STATED PROBLEM ▸ Retype every line of the records below without any changes, leaving out the pictures.

═════ PROVIDED RECORDS ═════

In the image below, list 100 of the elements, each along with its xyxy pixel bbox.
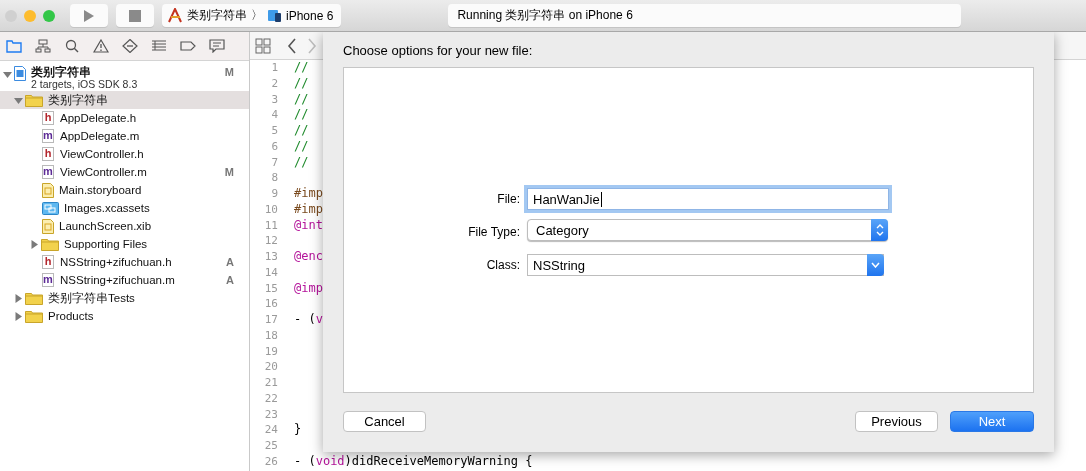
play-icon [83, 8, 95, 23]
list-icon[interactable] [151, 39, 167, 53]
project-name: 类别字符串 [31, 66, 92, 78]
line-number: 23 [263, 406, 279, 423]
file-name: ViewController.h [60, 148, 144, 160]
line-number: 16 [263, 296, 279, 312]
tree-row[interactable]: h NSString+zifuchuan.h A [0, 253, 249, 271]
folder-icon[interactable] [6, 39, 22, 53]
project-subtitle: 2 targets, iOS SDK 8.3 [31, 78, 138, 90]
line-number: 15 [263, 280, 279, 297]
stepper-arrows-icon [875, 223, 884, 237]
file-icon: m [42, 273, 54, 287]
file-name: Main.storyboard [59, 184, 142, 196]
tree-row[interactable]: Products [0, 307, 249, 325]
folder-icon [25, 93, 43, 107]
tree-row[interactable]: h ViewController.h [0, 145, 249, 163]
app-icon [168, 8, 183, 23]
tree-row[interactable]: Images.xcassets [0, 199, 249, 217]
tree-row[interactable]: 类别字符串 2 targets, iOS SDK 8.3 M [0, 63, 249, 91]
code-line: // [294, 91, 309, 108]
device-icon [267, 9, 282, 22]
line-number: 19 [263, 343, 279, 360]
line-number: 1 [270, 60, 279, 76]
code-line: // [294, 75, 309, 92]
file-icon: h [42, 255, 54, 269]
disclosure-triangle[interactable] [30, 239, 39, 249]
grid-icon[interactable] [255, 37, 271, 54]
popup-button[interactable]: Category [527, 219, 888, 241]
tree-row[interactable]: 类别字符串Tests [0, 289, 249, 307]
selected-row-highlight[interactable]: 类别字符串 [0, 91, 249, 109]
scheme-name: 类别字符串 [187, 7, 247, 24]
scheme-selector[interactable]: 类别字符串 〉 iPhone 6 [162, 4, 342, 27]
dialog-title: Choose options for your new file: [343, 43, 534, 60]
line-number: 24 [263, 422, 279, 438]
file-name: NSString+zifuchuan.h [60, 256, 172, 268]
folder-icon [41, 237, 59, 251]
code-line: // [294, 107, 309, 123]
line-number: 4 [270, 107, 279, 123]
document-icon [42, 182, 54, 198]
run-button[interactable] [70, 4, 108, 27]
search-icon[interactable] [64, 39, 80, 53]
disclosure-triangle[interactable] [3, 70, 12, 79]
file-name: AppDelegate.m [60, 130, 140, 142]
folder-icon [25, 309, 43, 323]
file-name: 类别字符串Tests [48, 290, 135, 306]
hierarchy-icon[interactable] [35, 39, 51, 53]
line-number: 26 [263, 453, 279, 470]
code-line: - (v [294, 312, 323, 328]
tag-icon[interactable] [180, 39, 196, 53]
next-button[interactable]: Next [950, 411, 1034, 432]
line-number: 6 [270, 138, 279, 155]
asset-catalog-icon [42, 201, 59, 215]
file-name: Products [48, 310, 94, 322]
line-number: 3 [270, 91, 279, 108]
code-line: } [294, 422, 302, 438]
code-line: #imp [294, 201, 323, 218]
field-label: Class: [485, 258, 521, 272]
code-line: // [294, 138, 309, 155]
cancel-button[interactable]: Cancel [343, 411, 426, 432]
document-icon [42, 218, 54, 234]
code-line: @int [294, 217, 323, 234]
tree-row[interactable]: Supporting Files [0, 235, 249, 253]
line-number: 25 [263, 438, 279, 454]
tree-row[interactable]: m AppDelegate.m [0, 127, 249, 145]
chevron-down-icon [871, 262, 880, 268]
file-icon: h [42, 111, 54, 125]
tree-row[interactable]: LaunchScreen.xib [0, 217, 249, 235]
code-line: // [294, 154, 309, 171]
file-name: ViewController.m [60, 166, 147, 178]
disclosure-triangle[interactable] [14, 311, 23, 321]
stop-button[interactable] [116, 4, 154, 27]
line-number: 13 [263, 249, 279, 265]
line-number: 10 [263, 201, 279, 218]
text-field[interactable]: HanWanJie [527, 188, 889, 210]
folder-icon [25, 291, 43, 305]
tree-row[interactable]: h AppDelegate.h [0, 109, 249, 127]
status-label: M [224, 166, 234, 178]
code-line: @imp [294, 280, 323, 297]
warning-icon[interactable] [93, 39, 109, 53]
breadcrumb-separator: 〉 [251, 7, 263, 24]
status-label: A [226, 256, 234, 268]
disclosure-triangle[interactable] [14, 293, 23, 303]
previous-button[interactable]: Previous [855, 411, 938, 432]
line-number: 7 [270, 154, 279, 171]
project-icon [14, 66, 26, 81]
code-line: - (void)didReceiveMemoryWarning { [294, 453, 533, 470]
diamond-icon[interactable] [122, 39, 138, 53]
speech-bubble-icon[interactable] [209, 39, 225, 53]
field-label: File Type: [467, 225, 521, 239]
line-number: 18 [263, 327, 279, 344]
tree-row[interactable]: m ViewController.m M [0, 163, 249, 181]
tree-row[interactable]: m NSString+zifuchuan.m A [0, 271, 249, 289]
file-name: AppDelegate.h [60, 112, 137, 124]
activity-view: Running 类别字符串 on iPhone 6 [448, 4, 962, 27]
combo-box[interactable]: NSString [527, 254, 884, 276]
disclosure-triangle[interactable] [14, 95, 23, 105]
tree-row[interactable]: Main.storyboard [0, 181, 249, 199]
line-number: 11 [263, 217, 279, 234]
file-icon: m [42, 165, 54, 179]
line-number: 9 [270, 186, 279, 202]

═════

RESPONSE TO THIS TASK ▸
In the image below, list 100 of the elements, each along with its xyxy pixel bbox.
play-icon [83, 8, 95, 23]
list-icon[interactable] [151, 39, 167, 53]
project-name: 类别字符串 [31, 66, 92, 78]
line-number: 23 [263, 406, 279, 423]
file-name: ViewController.h [60, 148, 144, 160]
line-number: 16 [263, 296, 279, 312]
tree-row[interactable]: h NSString+zifuchuan.h A [0, 253, 249, 271]
folder-icon[interactable] [6, 39, 22, 53]
project-subtitle: 2 targets, iOS SDK 8.3 [31, 78, 138, 90]
line-number: 15 [263, 280, 279, 297]
stepper-arrows-icon [875, 223, 884, 237]
file-icon: m [42, 273, 54, 287]
file-name: Main.storyboard [59, 184, 142, 196]
tree-row[interactable]: Products [0, 307, 249, 325]
folder-icon [25, 93, 43, 107]
tree-row[interactable]: h ViewController.h [0, 145, 249, 163]
app-icon [168, 8, 183, 23]
tree-row[interactable]: Images.xcassets [0, 199, 249, 217]
tree-row[interactable]: 类别字符串 2 targets, iOS SDK 8.3 M [0, 63, 249, 91]
code-line: // [294, 91, 309, 108]
device-icon [267, 9, 282, 22]
line-number: 19 [263, 343, 279, 360]
line-number: 1 [270, 60, 279, 76]
code-line: // [294, 75, 309, 92]
file-icon: h [42, 255, 54, 269]
disclosure-triangle[interactable] [30, 239, 39, 249]
grid-icon[interactable] [255, 37, 271, 54]
popup-button[interactable]: Category [527, 219, 888, 241]
tree-row[interactable]: 类别字符串Tests [0, 289, 249, 307]
selected-row-highlight[interactable]: 类别字符串 [0, 91, 249, 109]
scheme-name: 类别字符串 [187, 7, 247, 24]
scheme-selector[interactable]: 类别字符串 〉 iPhone 6 [162, 4, 342, 27]
dialog-title: Choose options for your new file: [343, 43, 534, 60]
line-number: 24 [263, 422, 279, 438]
file-name: NSString+zifuchuan.h [60, 256, 172, 268]
folder-icon [41, 237, 59, 251]
code-line: // [294, 107, 309, 123]
line-number: 4 [270, 107, 279, 123]
document-icon [42, 182, 54, 198]
run-button[interactable] [70, 4, 108, 27]
search-icon[interactable] [64, 39, 80, 53]
disclosure-triangle[interactable] [3, 70, 12, 79]
file-name: AppDelegate.m [60, 130, 140, 142]
folder-icon [25, 309, 43, 323]
file-name: 类别字符串Tests [48, 290, 135, 306]
hierarchy-icon[interactable] [35, 39, 51, 53]
line-number: 26 [263, 453, 279, 470]
code-line: - (v [294, 312, 323, 328]
tag-icon[interactable] [180, 39, 196, 53]
next-button[interactable]: Next [950, 411, 1034, 432]
line-number: 6 [270, 138, 279, 155]
asset-catalog-icon [42, 201, 59, 215]
file-name: Products [48, 310, 94, 322]
line-number: 3 [270, 91, 279, 108]
code-line: } [294, 422, 302, 438]
code-line: #imp [294, 201, 323, 218]
field-label: Class: [485, 258, 521, 272]
code-line: // [294, 138, 309, 155]
cancel-button[interactable]: Cancel [343, 411, 426, 432]
document-icon [42, 218, 54, 234]
code-line: @int [294, 217, 323, 234]
tree-row[interactable]: Supporting Files [0, 235, 249, 253]
line-number: 25 [263, 438, 279, 454]
tree-row[interactable]: m AppDelegate.m [0, 127, 249, 145]
chevron-down-icon [871, 262, 880, 268]
file-icon: h [42, 111, 54, 125]
tree-row[interactable]: LaunchScreen.xib [0, 217, 249, 235]
code-line: // [294, 154, 309, 171]
file-name: ViewController.m [60, 166, 147, 178]
disclosure-triangle[interactable] [14, 311, 23, 321]
stop-button[interactable] [116, 4, 154, 27]
line-number: 13 [263, 249, 279, 265]
line-number: 10 [263, 201, 279, 218]
text-field[interactable]: HanWanJie [527, 188, 889, 210]
folder-icon [25, 291, 43, 305]
tree-row[interactable]: h AppDelegate.h [0, 109, 249, 127]
status-label: M [224, 166, 234, 178]
code-line: @imp [294, 280, 323, 297]
warning-icon[interactable] [93, 39, 109, 53]
breadcrumb-separator: 〉 [251, 7, 263, 24]
status-label: A [226, 256, 234, 268]
disclosure-triangle[interactable] [14, 293, 23, 303]
previous-button[interactable]: Previous [855, 411, 938, 432]
line-number: 7 [270, 154, 279, 171]
project-icon [14, 66, 26, 81]
code-line: - (void)didReceiveMemoryWarning { [294, 453, 533, 470]
diamond-icon[interactable] [122, 39, 138, 53]
speech-bubble-icon[interactable] [209, 39, 225, 53]
field-label: File Type: [467, 225, 521, 239]
line-number: 18 [263, 327, 279, 344]
tree-row[interactable]: m ViewController.m M [0, 163, 249, 181]
tree-row[interactable]: m NSString+zifuchuan.m A [0, 271, 249, 289]
file-name: AppDelegate.h [60, 112, 137, 124]
activity-view: Running 类别字符串 on iPhone 6 [448, 4, 962, 27]
combo-box[interactable]: NSString [527, 254, 884, 276]
disclosure-triangle[interactable] [14, 95, 23, 105]
tree-row[interactable]: Main.storyboard [0, 181, 249, 199]
line-number: 11 [263, 217, 279, 234]
file-icon: m [42, 165, 54, 179]
line-number: 9 [270, 186, 279, 202]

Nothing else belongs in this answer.